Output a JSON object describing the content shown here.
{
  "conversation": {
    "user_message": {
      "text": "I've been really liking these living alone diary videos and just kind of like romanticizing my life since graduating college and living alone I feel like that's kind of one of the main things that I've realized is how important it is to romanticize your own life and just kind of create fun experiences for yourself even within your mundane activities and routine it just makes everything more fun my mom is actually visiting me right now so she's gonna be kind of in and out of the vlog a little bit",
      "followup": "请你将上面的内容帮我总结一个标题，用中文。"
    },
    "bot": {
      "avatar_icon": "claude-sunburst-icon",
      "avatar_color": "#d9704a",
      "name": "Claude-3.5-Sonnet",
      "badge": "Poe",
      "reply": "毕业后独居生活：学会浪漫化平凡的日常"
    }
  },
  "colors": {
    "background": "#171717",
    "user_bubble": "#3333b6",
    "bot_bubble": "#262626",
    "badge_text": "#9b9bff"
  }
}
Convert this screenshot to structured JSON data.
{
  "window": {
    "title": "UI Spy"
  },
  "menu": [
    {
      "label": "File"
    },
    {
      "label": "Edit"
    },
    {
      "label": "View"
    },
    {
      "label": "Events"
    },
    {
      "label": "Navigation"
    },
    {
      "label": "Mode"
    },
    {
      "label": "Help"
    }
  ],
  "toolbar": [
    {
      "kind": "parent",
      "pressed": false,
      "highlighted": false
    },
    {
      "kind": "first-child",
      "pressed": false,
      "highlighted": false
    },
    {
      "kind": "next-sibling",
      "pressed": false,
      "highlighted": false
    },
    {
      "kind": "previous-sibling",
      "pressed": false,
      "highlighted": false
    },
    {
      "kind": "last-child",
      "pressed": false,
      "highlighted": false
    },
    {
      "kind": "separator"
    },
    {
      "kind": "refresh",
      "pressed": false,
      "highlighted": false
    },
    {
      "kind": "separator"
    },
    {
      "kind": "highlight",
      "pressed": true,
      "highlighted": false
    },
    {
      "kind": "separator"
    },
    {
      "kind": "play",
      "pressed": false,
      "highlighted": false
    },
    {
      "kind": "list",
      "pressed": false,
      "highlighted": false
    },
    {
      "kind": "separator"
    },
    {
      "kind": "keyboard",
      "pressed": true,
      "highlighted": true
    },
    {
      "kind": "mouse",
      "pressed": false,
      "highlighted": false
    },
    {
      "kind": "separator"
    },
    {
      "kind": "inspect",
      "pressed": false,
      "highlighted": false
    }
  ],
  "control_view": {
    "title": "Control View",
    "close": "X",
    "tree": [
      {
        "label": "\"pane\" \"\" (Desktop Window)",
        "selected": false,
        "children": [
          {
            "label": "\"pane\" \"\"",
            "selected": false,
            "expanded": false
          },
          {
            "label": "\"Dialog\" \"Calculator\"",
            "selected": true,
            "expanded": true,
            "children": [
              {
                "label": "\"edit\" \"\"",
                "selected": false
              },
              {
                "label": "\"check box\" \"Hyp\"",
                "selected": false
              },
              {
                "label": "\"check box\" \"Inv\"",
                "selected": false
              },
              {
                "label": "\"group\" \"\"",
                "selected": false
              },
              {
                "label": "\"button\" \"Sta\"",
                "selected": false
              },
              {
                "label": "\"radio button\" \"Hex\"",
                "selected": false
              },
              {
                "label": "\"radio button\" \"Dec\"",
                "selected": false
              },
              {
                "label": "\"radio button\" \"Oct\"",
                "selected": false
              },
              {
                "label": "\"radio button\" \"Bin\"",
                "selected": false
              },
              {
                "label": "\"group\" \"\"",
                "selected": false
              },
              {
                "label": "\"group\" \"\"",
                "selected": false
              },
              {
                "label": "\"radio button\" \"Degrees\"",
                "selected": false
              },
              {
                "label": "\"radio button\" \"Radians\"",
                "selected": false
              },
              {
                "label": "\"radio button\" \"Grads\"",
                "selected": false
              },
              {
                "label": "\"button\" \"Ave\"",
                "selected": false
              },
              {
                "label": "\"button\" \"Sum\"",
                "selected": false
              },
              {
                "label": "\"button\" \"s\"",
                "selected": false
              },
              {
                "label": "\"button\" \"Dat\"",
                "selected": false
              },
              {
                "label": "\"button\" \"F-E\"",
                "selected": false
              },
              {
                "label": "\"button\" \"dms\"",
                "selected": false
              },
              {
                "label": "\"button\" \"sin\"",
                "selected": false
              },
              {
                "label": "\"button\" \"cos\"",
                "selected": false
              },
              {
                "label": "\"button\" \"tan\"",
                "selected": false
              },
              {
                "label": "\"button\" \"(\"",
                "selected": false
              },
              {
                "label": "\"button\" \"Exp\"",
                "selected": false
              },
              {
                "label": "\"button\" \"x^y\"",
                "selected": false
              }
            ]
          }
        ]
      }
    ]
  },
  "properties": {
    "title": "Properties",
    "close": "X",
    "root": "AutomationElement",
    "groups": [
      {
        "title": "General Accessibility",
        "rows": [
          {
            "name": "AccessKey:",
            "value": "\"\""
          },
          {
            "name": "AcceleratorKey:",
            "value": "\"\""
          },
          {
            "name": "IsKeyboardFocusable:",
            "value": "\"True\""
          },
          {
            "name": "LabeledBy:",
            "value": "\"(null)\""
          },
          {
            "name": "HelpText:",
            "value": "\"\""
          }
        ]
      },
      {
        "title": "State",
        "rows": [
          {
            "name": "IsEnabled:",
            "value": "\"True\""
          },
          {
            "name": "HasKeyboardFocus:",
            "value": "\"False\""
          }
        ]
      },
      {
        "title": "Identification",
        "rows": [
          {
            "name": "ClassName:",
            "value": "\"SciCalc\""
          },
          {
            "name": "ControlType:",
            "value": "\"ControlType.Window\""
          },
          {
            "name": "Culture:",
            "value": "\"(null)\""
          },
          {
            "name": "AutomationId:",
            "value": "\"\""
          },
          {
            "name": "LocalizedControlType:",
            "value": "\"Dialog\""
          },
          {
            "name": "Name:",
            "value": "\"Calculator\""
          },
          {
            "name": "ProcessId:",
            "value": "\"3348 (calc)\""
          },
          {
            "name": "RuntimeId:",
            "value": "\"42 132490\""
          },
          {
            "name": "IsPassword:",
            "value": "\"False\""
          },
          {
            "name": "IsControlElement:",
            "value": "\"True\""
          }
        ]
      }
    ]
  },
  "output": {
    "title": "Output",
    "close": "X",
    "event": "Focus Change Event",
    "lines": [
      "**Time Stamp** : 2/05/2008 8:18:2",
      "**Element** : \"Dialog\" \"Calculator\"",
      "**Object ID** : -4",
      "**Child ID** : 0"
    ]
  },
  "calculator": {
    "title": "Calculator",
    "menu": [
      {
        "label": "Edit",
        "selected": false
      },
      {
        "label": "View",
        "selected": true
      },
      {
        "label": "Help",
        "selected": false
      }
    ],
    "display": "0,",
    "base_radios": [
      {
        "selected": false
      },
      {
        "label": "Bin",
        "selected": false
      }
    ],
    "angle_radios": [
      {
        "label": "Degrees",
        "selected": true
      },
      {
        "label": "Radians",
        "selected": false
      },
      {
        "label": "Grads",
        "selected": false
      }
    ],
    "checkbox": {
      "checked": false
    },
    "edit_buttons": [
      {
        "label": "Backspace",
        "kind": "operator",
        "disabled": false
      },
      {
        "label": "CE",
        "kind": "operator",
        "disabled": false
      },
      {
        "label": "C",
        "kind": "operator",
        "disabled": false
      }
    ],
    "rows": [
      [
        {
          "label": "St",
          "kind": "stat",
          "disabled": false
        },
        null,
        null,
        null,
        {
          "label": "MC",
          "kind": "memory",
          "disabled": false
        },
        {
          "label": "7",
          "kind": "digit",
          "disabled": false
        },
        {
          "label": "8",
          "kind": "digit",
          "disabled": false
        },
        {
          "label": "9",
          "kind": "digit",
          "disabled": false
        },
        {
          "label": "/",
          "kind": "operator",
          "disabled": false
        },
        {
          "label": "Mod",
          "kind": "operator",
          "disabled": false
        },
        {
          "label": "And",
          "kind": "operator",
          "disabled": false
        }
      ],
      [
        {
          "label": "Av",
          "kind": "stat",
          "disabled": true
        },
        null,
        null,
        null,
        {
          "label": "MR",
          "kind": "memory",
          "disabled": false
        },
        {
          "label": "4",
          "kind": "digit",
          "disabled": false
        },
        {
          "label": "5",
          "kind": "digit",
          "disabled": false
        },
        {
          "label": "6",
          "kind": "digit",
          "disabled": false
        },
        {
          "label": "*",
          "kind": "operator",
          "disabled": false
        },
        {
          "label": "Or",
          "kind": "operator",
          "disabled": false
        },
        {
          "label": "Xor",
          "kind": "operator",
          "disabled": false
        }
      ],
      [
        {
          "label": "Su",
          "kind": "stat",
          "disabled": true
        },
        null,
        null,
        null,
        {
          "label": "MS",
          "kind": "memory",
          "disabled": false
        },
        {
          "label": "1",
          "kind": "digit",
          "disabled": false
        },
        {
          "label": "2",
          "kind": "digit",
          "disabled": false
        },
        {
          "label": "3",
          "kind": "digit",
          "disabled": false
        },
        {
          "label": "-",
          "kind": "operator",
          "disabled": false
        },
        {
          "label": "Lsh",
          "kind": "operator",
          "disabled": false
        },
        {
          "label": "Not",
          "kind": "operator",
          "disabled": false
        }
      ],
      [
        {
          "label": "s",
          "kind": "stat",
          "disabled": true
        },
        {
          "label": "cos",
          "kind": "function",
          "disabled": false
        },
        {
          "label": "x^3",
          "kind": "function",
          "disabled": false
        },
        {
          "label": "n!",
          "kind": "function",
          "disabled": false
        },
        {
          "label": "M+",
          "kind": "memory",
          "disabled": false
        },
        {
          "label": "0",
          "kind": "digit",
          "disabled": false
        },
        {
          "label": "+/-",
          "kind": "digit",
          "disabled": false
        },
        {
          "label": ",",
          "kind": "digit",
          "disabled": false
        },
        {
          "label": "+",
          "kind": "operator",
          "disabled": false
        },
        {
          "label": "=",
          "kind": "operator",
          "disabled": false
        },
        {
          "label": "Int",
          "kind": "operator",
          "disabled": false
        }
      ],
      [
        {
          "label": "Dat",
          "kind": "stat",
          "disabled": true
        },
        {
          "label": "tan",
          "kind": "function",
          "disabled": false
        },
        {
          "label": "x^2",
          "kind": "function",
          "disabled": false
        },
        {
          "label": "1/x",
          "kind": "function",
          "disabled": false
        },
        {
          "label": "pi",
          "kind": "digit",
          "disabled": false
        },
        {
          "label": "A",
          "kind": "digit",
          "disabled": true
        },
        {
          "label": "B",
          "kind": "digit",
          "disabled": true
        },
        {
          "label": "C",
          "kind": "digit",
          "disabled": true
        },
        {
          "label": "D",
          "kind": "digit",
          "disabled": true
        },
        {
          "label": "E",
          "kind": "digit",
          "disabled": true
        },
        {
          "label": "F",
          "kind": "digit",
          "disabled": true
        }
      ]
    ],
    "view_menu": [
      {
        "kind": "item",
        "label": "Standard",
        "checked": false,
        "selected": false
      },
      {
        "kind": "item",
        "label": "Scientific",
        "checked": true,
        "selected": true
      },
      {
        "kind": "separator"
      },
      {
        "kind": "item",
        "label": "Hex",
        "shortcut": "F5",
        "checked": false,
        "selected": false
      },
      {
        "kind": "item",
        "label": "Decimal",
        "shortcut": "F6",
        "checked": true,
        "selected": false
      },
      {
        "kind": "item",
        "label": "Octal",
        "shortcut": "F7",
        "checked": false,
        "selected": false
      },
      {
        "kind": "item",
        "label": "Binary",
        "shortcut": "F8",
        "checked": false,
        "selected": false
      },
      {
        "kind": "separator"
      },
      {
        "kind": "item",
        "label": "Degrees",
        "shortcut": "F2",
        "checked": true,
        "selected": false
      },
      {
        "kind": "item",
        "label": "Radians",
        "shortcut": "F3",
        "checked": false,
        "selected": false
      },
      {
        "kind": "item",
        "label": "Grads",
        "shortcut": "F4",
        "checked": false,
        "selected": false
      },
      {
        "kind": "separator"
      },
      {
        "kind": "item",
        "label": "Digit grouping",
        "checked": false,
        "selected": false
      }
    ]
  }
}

**Work to be completed:** From the listing above, copy every line that includes the word "JSON".

**Correct response:**
Output a JSON object describing the content shown here.
Convert this screenshot to structured JSON data.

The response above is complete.